START Provided records

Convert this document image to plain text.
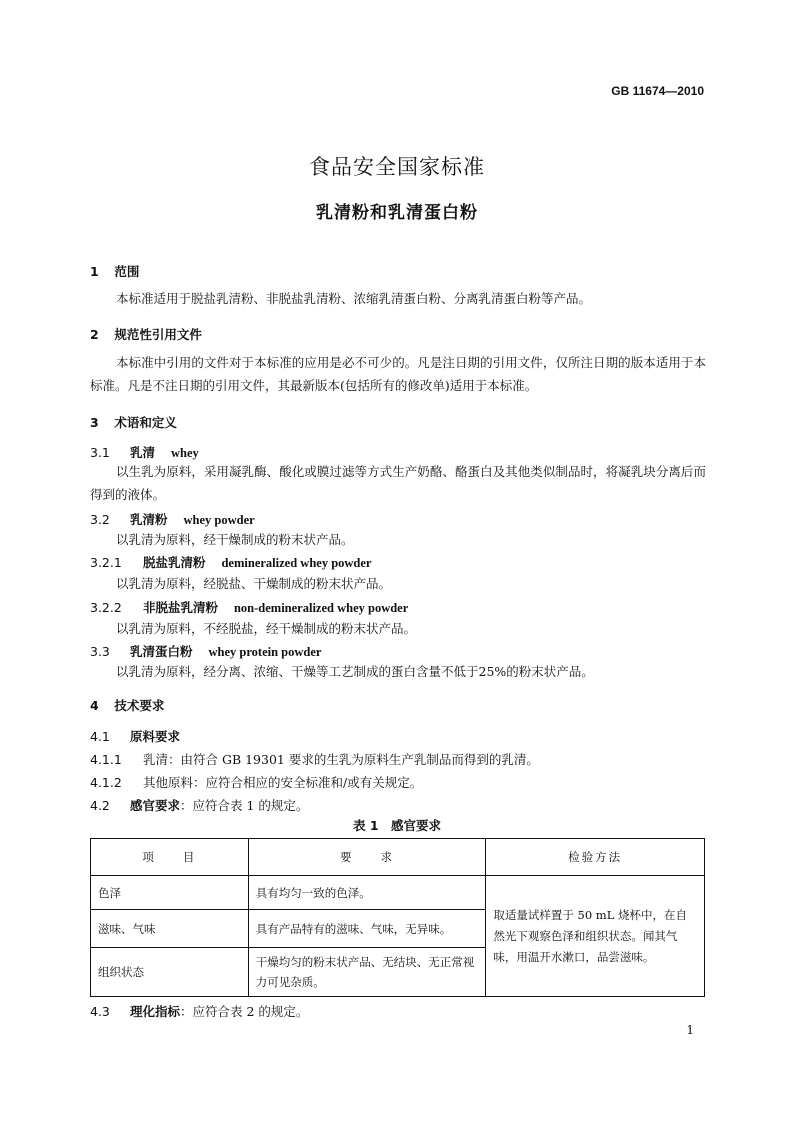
GB 11674—2010
食品安全国家标准
乳清粉和乳清蛋白粉
1 范围
本标准适用于脱盐乳清粉、非脱盐乳清粉、浓缩乳清蛋白粉、分离乳清蛋白粉等产品。
2 规范性引用文件
本标准中引用的文件对于本标准的应用是必不可少的。凡是注日期的引用文件，仅所注日期的版本适用于本标准。凡是不注日期的引用文件，其最新版本(包括所有的修改单)适用于本标准。
3 术语和定义
3.1 乳清 whey
以生乳为原料，采用凝乳酶、酸化或膜过滤等方式生产奶酪、酪蛋白及其他类似制品时，将凝乳块分离后而得到的液体。
3.2 乳清粉 whey powder
以乳清为原料，经干燥制成的粉末状产品。
3.2.1 脱盐乳清粉 demineralized whey powder
以乳清为原料，经脱盐、干燥制成的粉末状产品。
3.2.2 非脱盐乳清粉 non-demineralized whey powder
以乳清为原料，不经脱盐，经干燥制成的粉末状产品。
3.3 乳清蛋白粉 whey protein powder
以乳清为原料，经分离、浓缩、干燥等工艺制成的蛋白含量不低于25%的粉末状产品。
4 技术要求
4.1 原料要求
4.1.1 乳清：由符合 GB 19301 要求的生乳为原料生产乳制品而得到的乳清。
4.1.2 其他原料：应符合相应的安全标准和/或有关规定。
4.2 感官要求：应符合表 1 的规定。
表 1　感官要求
项　　目	要　　求	检验方法
色泽	具有均匀一致的色泽。	取适量试样置于 50 mL 烧杯中，在自然光下观察色泽和组织状态。闻其气味，用温开水漱口，品尝滋味。
滋味、气味	具有产品特有的滋味、气味，无异味。	
组织状态	干燥均匀的粉末状产品、无结块、无正常视力可见杂质。	
4.3 理化指标：应符合表 2 的规定。
1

END Provided records

What is expected: Go through the entries and copy every line with "powder".

Result below:
3.2 乳清粉 whey powder
3.2.1 脱盐乳清粉 demineralized whey powder
3.2.2 非脱盐乳清粉 non-demineralized whey powder
3.3 乳清蛋白粉 whey protein powder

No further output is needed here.